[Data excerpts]
- - -

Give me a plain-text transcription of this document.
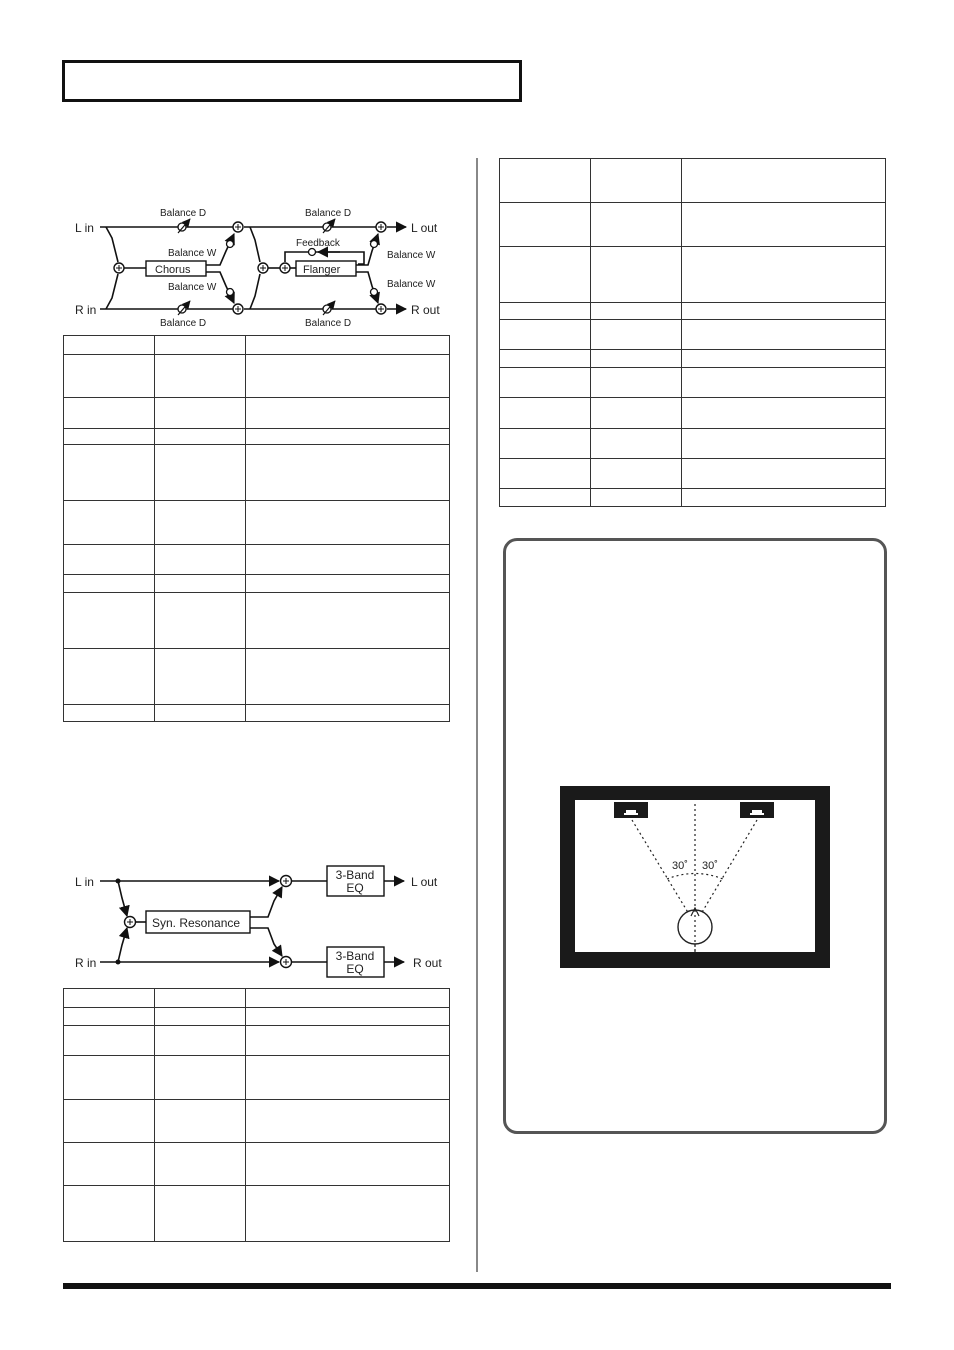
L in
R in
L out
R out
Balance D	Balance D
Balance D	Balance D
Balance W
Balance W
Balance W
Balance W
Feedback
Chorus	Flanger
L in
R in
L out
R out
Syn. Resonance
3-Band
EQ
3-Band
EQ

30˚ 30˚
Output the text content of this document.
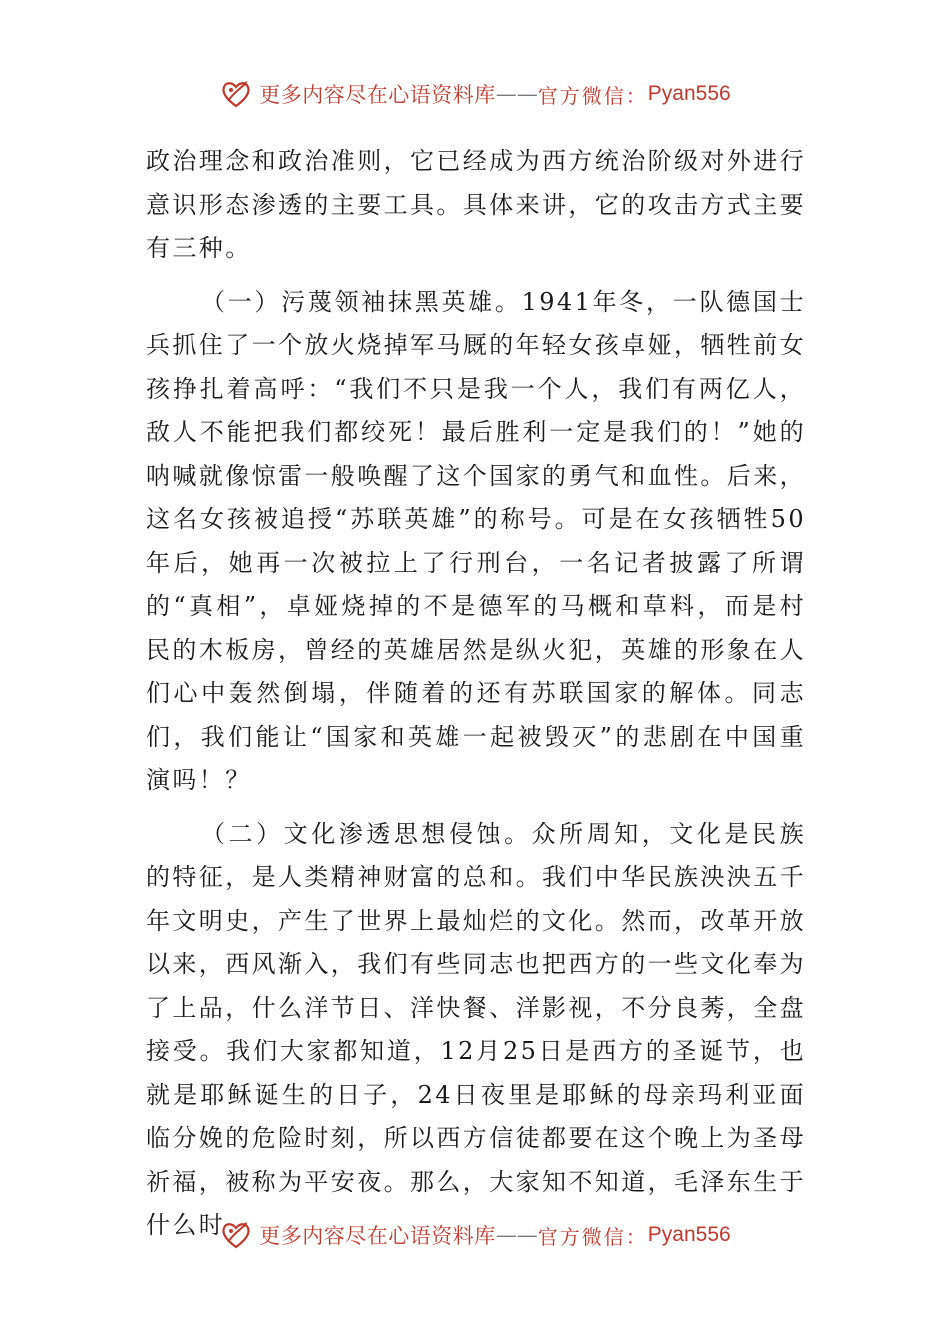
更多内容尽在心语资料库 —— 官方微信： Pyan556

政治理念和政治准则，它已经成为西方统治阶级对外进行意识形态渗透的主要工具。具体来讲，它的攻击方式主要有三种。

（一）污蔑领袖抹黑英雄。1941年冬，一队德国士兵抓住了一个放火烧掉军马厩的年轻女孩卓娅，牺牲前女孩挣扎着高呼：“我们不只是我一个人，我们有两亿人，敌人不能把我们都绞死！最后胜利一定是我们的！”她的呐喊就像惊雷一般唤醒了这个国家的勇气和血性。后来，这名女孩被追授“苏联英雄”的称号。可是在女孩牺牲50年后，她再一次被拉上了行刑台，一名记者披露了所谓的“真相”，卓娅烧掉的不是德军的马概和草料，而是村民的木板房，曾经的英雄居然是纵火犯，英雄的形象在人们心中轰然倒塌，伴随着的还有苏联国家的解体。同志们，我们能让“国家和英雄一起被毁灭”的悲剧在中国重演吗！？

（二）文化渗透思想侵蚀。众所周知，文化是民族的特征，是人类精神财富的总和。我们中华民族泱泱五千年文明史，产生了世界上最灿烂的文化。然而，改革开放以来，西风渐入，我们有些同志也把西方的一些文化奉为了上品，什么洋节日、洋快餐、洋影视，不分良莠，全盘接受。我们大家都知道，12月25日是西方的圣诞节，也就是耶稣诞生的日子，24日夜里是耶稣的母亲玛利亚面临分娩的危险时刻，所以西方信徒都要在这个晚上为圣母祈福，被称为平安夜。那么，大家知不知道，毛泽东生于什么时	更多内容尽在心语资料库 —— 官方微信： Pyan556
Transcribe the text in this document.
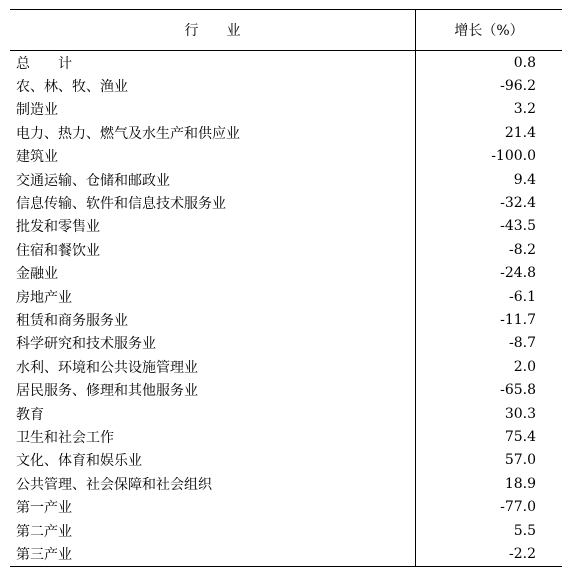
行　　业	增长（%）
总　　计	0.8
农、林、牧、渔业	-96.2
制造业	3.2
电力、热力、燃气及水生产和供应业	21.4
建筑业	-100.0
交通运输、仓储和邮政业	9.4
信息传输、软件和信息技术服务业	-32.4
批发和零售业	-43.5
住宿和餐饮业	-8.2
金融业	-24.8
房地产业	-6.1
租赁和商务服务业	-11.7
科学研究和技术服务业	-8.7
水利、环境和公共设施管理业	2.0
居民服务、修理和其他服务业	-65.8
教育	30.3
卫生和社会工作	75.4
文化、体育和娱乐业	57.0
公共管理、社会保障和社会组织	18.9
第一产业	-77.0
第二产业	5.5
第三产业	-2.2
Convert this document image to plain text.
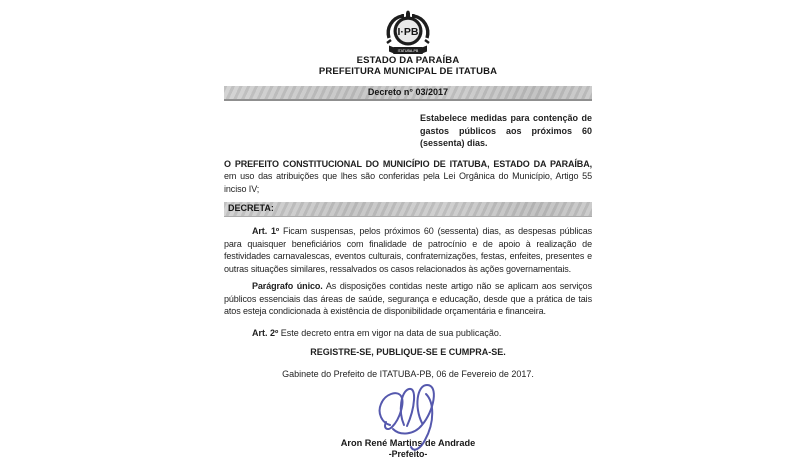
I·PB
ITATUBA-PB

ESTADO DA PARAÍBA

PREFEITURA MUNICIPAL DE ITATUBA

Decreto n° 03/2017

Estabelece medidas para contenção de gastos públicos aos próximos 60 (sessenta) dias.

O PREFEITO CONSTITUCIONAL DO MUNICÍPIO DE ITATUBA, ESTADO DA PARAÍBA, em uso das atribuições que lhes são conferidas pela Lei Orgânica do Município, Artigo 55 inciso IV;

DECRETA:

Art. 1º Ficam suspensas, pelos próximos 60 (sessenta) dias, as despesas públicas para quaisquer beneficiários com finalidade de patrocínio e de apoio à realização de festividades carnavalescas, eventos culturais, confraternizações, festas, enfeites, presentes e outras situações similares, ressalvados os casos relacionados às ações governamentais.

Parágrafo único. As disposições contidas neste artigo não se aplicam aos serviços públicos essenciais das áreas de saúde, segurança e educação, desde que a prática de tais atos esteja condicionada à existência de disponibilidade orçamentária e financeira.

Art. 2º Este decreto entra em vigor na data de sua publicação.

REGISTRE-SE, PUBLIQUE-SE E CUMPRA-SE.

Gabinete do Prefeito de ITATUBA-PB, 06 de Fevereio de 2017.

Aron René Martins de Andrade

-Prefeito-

- - -

→ Given task
Omit any images, then output the listing exactly.

→ The response
Give me a plain-text transcription of this document.
L in
R in
L out
R out
Balance D	Balance D
Balance D	Balance D
Balance W
Balance W
Balance W
Balance W
Feedback
Chorus	Flanger
L in
R in
L out
R out
Syn. Resonance
3-Band
EQ
3-Band
EQ

30˚ 30˚
Output the text content of this document.
更多内容尽在心语资料库 —— 官方微信： Pyan556

政治理念和政治准则，它已经成为西方统治阶级对外进行意识形态渗透的主要工具。具体来讲，它的攻击方式主要有三种。

（一）污蔑领袖抹黑英雄。1941年冬，一队德国士兵抓住了一个放火烧掉军马厩的年轻女孩卓娅，牺牲前女孩挣扎着高呼：“我们不只是我一个人，我们有两亿人，敌人不能把我们都绞死！最后胜利一定是我们的！”她的呐喊就像惊雷一般唤醒了这个国家的勇气和血性。后来，这名女孩被追授“苏联英雄”的称号。可是在女孩牺牲50年后，她再一次被拉上了行刑台，一名记者披露了所谓的“真相”，卓娅烧掉的不是德军的马概和草料，而是村民的木板房，曾经的英雄居然是纵火犯，英雄的形象在人们心中轰然倒塌，伴随着的还有苏联国家的解体。同志们，我们能让“国家和英雄一起被毁灭”的悲剧在中国重演吗！？

（二）文化渗透思想侵蚀。众所周知，文化是民族的特征，是人类精神财富的总和。我们中华民族泱泱五千年文明史，产生了世界上最灿烂的文化。然而，改革开放以来，西风渐入，我们有些同志也把西方的一些文化奉为了上品，什么洋节日、洋快餐、洋影视，不分良莠，全盘接受。我们大家都知道，12月25日是西方的圣诞节，也就是耶稣诞生的日子，24日夜里是耶稣的母亲玛利亚面临分娩的危险时刻，所以西方信徒都要在这个晚上为圣母祈福，被称为平安夜。那么，大家知不知道，毛泽东生于什么时	更多内容尽在心语资料库 —— 官方微信： Pyan556
Transcribe the text in this document.
行　　业	增长（%）
总　　计	0.8
农、林、牧、渔业	-96.2
制造业	3.2
电力、热力、燃气及水生产和供应业	21.4
建筑业	-100.0
交通运输、仓储和邮政业	9.4
信息传输、软件和信息技术服务业	-32.4
批发和零售业	-43.5
住宿和餐饮业	-8.2
金融业	-24.8
房地产业	-6.1
租赁和商务服务业	-11.7
科学研究和技术服务业	-8.7
水利、环境和公共设施管理业	2.0
居民服务、修理和其他服务业	-65.8
教育	30.3
卫生和社会工作	75.4
文化、体育和娱乐业	57.0
公共管理、社会保障和社会组织	18.9
第一产业	-77.0
第二产业	5.5
第三产业	-2.2
Convert this document image to plain text.
I·PB
ITATUBA-PB

ESTADO DA PARAÍBA

PREFEITURA MUNICIPAL DE ITATUBA

Decreto n° 03/2017

Estabelece medidas para contenção de gastos públicos aos próximos 60 (sessenta) dias.

O PREFEITO CONSTITUCIONAL DO MUNICÍPIO DE ITATUBA, ESTADO DA PARAÍBA, em uso das atribuições que lhes são conferidas pela Lei Orgânica do Município, Artigo 55 inciso IV;

DECRETA:

Art. 1º Ficam suspensas, pelos próximos 60 (sessenta) dias, as despesas públicas para quaisquer beneficiários com finalidade de patrocínio e de apoio à realização de festividades carnavalescas, eventos culturais, confraternizações, festas, enfeites, presentes e outras situações similares, ressalvados os casos relacionados às ações governamentais.

Parágrafo único. As disposições contidas neste artigo não se aplicam aos serviços públicos essenciais das áreas de saúde, segurança e educação, desde que a prática de tais atos esteja condicionada à existência de disponibilidade orçamentária e financeira.

Art. 2º Este decreto entra em vigor na data de sua publicação.

REGISTRE-SE, PUBLIQUE-SE E CUMPRA-SE.

Gabinete do Prefeito de ITATUBA-PB, 06 de Fevereio de 2017.

Aron René Martins de Andrade

-Prefeito-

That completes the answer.